* _Data to process_

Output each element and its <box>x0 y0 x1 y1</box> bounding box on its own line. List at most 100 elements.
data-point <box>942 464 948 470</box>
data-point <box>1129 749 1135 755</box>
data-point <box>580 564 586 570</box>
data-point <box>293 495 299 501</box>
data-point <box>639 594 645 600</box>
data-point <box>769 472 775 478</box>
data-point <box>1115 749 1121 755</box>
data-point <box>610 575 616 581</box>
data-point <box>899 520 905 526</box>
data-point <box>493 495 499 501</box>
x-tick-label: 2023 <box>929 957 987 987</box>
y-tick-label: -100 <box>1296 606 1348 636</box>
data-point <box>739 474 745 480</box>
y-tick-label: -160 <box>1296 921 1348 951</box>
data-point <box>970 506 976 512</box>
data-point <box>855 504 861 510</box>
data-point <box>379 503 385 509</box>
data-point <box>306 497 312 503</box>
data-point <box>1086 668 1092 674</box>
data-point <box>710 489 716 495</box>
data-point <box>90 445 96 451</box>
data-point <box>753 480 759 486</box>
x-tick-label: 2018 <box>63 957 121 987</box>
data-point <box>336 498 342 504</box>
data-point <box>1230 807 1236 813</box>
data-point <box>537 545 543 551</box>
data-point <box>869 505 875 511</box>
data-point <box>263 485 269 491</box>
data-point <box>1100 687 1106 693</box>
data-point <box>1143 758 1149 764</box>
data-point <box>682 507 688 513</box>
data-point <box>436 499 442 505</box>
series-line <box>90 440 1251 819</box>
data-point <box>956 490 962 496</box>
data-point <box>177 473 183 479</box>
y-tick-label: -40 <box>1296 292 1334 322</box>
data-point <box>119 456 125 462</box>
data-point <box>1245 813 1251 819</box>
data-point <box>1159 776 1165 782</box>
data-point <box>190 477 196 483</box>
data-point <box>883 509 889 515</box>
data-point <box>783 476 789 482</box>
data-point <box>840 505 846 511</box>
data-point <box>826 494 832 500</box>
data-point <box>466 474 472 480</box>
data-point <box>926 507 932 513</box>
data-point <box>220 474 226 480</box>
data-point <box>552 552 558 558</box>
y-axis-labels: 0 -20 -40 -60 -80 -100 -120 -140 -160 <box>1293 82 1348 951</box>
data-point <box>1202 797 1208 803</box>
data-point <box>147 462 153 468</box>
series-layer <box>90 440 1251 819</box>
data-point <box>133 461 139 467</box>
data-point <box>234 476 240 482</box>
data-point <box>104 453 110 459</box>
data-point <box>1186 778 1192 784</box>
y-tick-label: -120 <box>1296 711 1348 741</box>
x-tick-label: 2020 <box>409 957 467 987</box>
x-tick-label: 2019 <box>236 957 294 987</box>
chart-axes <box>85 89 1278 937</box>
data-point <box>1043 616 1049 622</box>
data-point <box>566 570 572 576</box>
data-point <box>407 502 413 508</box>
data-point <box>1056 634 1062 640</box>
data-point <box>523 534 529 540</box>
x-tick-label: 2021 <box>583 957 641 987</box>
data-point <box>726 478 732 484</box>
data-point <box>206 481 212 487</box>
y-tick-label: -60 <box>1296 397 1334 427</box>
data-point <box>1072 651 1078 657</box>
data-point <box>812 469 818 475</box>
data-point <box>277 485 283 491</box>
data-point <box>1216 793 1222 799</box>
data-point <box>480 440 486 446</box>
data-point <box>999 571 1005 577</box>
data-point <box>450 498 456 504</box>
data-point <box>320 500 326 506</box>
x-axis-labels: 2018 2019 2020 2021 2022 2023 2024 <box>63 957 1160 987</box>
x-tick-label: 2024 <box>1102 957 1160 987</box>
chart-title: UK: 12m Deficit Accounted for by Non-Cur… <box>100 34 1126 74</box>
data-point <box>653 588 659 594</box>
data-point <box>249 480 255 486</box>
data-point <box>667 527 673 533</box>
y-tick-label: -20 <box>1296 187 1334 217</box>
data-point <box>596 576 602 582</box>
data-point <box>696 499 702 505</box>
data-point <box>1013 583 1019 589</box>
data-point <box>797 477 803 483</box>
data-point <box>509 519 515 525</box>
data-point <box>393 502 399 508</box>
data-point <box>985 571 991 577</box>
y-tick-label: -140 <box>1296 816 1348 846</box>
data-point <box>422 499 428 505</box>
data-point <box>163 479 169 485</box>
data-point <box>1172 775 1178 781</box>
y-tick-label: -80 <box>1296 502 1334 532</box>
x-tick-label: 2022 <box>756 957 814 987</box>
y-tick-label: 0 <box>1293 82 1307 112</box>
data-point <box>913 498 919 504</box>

* _Exercise instructions_
Put each nonblank line from the rows above into a Markdown table with two columns, Number and Content, numbering the lines in order.

* _Final answer_
| Number | Content |
|---|---|
| 1 | Output each element and its <box>x0 y0 x1 y1</box> bounding box on its own line. List at most 100 elements. |
| 2 | data-point <box>942 464 948 470</box> |
| 3 | data-point <box>1129 749 1135 755</box> |
| 4 | data-point <box>580 564 586 570</box> |
| 5 | data-point <box>293 495 299 501</box> |
| 6 | data-point <box>639 594 645 600</box> |
| 7 | data-point <box>769 472 775 478</box> |
| 8 | data-point <box>1115 749 1121 755</box> |
| 9 | data-point <box>610 575 616 581</box> |
| 10 | data-point <box>899 520 905 526</box> |
| 11 | data-point <box>493 495 499 501</box> |
| 12 | x-tick-label: 2023 <box>929 957 987 987</box> |
| 13 | y-tick-label: -100 <box>1296 606 1348 636</box> |
| 14 | data-point <box>739 474 745 480</box> |
| 15 | y-tick-label: -160 <box>1296 921 1348 951</box> |
| 16 | data-point <box>970 506 976 512</box> |
| 17 | data-point <box>855 504 861 510</box> |
| 18 | data-point <box>379 503 385 509</box> |
| 19 | data-point <box>306 497 312 503</box> |
| 20 | data-point <box>1086 668 1092 674</box> |
| 21 | data-point <box>710 489 716 495</box> |
| 22 | data-point <box>90 445 96 451</box> |
| 23 | data-point <box>753 480 759 486</box> |
| 24 | x-tick-label: 2018 <box>63 957 121 987</box> |
| 25 | data-point <box>336 498 342 504</box> |
| 26 | data-point <box>1230 807 1236 813</box> |
| 27 | data-point <box>537 545 543 551</box> |
| 28 | data-point <box>869 505 875 511</box> |
| 29 | data-point <box>263 485 269 491</box> |
| 30 | data-point <box>1100 687 1106 693</box> |
| 31 | data-point <box>1143 758 1149 764</box> |
| 32 | data-point <box>682 507 688 513</box> |
| 33 | data-point <box>436 499 442 505</box> |
| 34 | series-line <box>90 440 1251 819</box> |
| 35 | data-point <box>956 490 962 496</box> |
| 36 | data-point <box>177 473 183 479</box> |
| 37 | y-tick-label: -40 <box>1296 292 1334 322</box> |
| 38 | data-point <box>119 456 125 462</box> |
| 39 | data-point <box>1245 813 1251 819</box> |
| 40 | data-point <box>1159 776 1165 782</box> |
| 41 | data-point <box>190 477 196 483</box> |
| 42 | data-point <box>883 509 889 515</box> |
| 43 | data-point <box>783 476 789 482</box> |
| 44 | data-point <box>840 505 846 511</box> |
| 45 | data-point <box>826 494 832 500</box> |
| 46 | data-point <box>466 474 472 480</box> |
| 47 | data-point <box>926 507 932 513</box> |
| 48 | data-point <box>220 474 226 480</box> |
| 49 | data-point <box>552 552 558 558</box> |
| 50 | y-axis-labels: 0 -20 -40 -60 -80 -100 -120 -140 -160 <box>1293 82 1348 951</box> |
| 51 | data-point <box>1202 797 1208 803</box> |
| 52 | data-point <box>147 462 153 468</box> |
| 53 | series-layer <box>90 440 1251 819</box> |
| 54 | data-point <box>133 461 139 467</box> |
| 55 | data-point <box>234 476 240 482</box> |
| 56 | data-point <box>104 453 110 459</box> |
| 57 | data-point <box>1186 778 1192 784</box> |
| 58 | y-tick-label: -120 <box>1296 711 1348 741</box> |
| 59 | x-tick-label: 2020 <box>409 957 467 987</box> |
| 60 | x-tick-label: 2019 <box>236 957 294 987</box> |
| 61 | chart-axes <box>85 89 1278 937</box> |
| 62 | data-point <box>1043 616 1049 622</box> |
| 63 | data-point <box>566 570 572 576</box> |
| 64 | data-point <box>407 502 413 508</box> |
| 65 | data-point <box>1056 634 1062 640</box> |
| 66 | data-point <box>523 534 529 540</box> |
| 67 | x-tick-label: 2021 <box>583 957 641 987</box> |
| 68 | data-point <box>726 478 732 484</box> |
| 69 | data-point <box>206 481 212 487</box> |
| 70 | y-tick-label: -60 <box>1296 397 1334 427</box> |
| 71 | data-point <box>1072 651 1078 657</box> |
| 72 | data-point <box>812 469 818 475</box> |
| 73 | data-point <box>277 485 283 491</box> |
| 74 | data-point <box>1216 793 1222 799</box> |
| 75 | data-point <box>480 440 486 446</box> |
| 76 | data-point <box>999 571 1005 577</box> |
| 77 | data-point <box>450 498 456 504</box> |
| 78 | data-point <box>320 500 326 506</box> |
| 79 | x-axis-labels: 2018 2019 2020 2021 2022 2023 2024 <box>63 957 1160 987</box> |
| 80 | x-tick-label: 2024 <box>1102 957 1160 987</box> |
| 81 | chart-title: UK: 12m Deficit Accounted for by Non-Cur… <box>100 34 1126 74</box> |
| 82 | data-point <box>653 588 659 594</box> |
| 83 | data-point <box>249 480 255 486</box> |
| 84 | data-point <box>667 527 673 533</box> |
| 85 | y-tick-label: -20 <box>1296 187 1334 217</box> |
| 86 | data-point <box>596 576 602 582</box> |
| 87 | data-point <box>696 499 702 505</box> |
| 88 | data-point <box>1013 583 1019 589</box> |
| 89 | data-point <box>797 477 803 483</box> |
| 90 | data-point <box>509 519 515 525</box> |
| 91 | data-point <box>393 502 399 508</box> |
| 92 | data-point <box>985 571 991 577</box> |
| 93 | y-tick-label: -140 <box>1296 816 1348 846</box> |
| 94 | data-point <box>422 499 428 505</box> |
| 95 | data-point <box>163 479 169 485</box> |
| 96 | data-point <box>1172 775 1178 781</box> |
| 97 | y-tick-label: -80 <box>1296 502 1334 532</box> |
| 98 | x-tick-label: 2022 <box>756 957 814 987</box> |
| 99 | y-tick-label: 0 <box>1293 82 1307 112</box> |
| 100 | data-point <box>913 498 919 504</box> |